Records from a data collection:
_____

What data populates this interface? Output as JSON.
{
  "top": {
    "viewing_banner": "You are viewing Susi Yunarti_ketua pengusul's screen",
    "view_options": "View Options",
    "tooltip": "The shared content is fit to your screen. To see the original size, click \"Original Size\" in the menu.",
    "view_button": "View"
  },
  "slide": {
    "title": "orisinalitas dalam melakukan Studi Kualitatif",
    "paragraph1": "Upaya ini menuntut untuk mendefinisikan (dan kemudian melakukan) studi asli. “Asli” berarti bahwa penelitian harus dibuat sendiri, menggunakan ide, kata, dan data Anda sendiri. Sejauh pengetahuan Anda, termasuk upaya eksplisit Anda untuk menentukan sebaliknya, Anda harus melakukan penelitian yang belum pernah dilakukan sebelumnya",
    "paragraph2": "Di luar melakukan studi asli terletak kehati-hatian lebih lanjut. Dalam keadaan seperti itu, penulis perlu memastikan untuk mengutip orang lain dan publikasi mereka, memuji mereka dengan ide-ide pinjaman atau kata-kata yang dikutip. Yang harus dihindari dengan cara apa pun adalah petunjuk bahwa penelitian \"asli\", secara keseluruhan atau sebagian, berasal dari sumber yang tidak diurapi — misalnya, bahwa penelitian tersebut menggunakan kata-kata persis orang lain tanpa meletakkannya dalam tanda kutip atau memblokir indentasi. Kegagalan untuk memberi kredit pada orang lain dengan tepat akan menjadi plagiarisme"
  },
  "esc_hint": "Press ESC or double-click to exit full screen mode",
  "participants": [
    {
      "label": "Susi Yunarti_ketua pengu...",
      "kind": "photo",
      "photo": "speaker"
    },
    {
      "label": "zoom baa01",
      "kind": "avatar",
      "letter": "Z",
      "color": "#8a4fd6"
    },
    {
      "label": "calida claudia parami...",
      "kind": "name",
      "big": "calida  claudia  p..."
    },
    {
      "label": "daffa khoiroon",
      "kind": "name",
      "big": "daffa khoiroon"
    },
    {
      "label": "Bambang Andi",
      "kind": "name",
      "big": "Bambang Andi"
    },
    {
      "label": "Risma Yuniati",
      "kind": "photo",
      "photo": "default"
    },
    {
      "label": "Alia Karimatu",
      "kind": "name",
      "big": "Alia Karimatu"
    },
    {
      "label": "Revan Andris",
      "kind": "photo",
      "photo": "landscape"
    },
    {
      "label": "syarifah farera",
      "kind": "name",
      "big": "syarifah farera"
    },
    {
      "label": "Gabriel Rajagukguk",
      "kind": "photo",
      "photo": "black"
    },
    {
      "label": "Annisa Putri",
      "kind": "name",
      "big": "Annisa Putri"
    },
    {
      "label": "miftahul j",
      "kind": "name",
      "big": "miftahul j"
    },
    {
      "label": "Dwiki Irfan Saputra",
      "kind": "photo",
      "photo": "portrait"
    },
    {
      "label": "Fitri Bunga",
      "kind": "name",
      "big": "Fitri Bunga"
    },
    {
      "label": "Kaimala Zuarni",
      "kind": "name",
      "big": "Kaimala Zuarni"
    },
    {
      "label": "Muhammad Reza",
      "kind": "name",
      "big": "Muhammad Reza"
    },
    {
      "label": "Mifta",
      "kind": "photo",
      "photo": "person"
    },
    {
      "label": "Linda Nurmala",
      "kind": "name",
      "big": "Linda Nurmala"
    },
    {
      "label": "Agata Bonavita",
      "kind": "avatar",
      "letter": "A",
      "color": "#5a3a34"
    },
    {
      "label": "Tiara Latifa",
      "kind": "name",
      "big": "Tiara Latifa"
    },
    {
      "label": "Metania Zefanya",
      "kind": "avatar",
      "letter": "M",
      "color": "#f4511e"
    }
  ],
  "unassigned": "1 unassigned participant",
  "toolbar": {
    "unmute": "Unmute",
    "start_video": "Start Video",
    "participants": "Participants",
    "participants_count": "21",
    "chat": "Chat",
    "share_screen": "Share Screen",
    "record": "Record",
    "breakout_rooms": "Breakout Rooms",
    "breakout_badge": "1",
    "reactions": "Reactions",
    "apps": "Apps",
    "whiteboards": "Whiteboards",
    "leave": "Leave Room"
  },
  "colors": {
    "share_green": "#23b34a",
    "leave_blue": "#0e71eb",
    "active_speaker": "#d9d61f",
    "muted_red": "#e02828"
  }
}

_____

▶ [CHALLENGE] Output each entry precisely as given.

▶ [FINAL RESULT]
What data populates this interface? Output as JSON.
{
  "top": {
    "viewing_banner": "You are viewing Susi Yunarti_ketua pengusul's screen",
    "view_options": "View Options",
    "tooltip": "The shared content is fit to your screen. To see the original size, click \"Original Size\" in the menu.",
    "view_button": "View"
  },
  "slide": {
    "title": "orisinalitas dalam melakukan Studi Kualitatif",
    "paragraph1": "Upaya ini menuntut untuk mendefinisikan (dan kemudian melakukan) studi asli. “Asli” berarti bahwa penelitian harus dibuat sendiri, menggunakan ide, kata, dan data Anda sendiri. Sejauh pengetahuan Anda, termasuk upaya eksplisit Anda untuk menentukan sebaliknya, Anda harus melakukan penelitian yang belum pernah dilakukan sebelumnya",
    "paragraph2": "Di luar melakukan studi asli terletak kehati-hatian lebih lanjut. Dalam keadaan seperti itu, penulis perlu memastikan untuk mengutip orang lain dan publikasi mereka, memuji mereka dengan ide-ide pinjaman atau kata-kata yang dikutip. Yang harus dihindari dengan cara apa pun adalah petunjuk bahwa penelitian \"asli\", secara keseluruhan atau sebagian, berasal dari sumber yang tidak diurapi — misalnya, bahwa penelitian tersebut menggunakan kata-kata persis orang lain tanpa meletakkannya dalam tanda kutip atau memblokir indentasi. Kegagalan untuk memberi kredit pada orang lain dengan tepat akan menjadi plagiarisme"
  },
  "esc_hint": "Press ESC or double-click to exit full screen mode",
  "participants": [
    {
      "label": "Susi Yunarti_ketua pengu...",
      "kind": "photo",
      "photo": "speaker"
    },
    {
      "label": "zoom baa01",
      "kind": "avatar",
      "letter": "Z",
      "color": "#8a4fd6"
    },
    {
      "label": "calida claudia parami...",
      "kind": "name",
      "big": "calida  claudia  p..."
    },
    {
      "label": "daffa khoiroon",
      "kind": "name",
      "big": "daffa khoiroon"
    },
    {
      "label": "Bambang Andi",
      "kind": "name",
      "big": "Bambang Andi"
    },
    {
      "label": "Risma Yuniati",
      "kind": "photo",
      "photo": "default"
    },
    {
      "label": "Alia Karimatu",
      "kind": "name",
      "big": "Alia Karimatu"
    },
    {
      "label": "Revan Andris",
      "kind": "photo",
      "photo": "landscape"
    },
    {
      "label": "syarifah farera",
      "kind": "name",
      "big": "syarifah farera"
    },
    {
      "label": "Gabriel Rajagukguk",
      "kind": "photo",
      "photo": "black"
    },
    {
      "label": "Annisa Putri",
      "kind": "name",
      "big": "Annisa Putri"
    },
    {
      "label": "miftahul j",
      "kind": "name",
      "big": "miftahul j"
    },
    {
      "label": "Dwiki Irfan Saputra",
      "kind": "photo",
      "photo": "portrait"
    },
    {
      "label": "Fitri Bunga",
      "kind": "name",
      "big": "Fitri Bunga"
    },
    {
      "label": "Kaimala Zuarni",
      "kind": "name",
      "big": "Kaimala Zuarni"
    },
    {
      "label": "Muhammad Reza",
      "kind": "name",
      "big": "Muhammad Reza"
    },
    {
      "label": "Mifta",
      "kind": "photo",
      "photo": "person"
    },
    {
      "label": "Linda Nurmala",
      "kind": "name",
      "big": "Linda Nurmala"
    },
    {
      "label": "Agata Bonavita",
      "kind": "avatar",
      "letter": "A",
      "color": "#5a3a34"
    },
    {
      "label": "Tiara Latifa",
      "kind": "name",
      "big": "Tiara Latifa"
    },
    {
      "label": "Metania Zefanya",
      "kind": "avatar",
      "letter": "M",
      "color": "#f4511e"
    }
  ],
  "unassigned": "1 unassigned participant",
  "toolbar": {
    "unmute": "Unmute",
    "start_video": "Start Video",
    "participants": "Participants",
    "participants_count": "21",
    "chat": "Chat",
    "share_screen": "Share Screen",
    "record": "Record",
    "breakout_rooms": "Breakout Rooms",
    "breakout_badge": "1",
    "reactions": "Reactions",
    "apps": "Apps",
    "whiteboards": "Whiteboards",
    "leave": "Leave Room"
  },
  "colors": {
    "share_green": "#23b34a",
    "leave_blue": "#0e71eb",
    "active_speaker": "#d9d61f",
    "muted_red": "#e02828"
  }
}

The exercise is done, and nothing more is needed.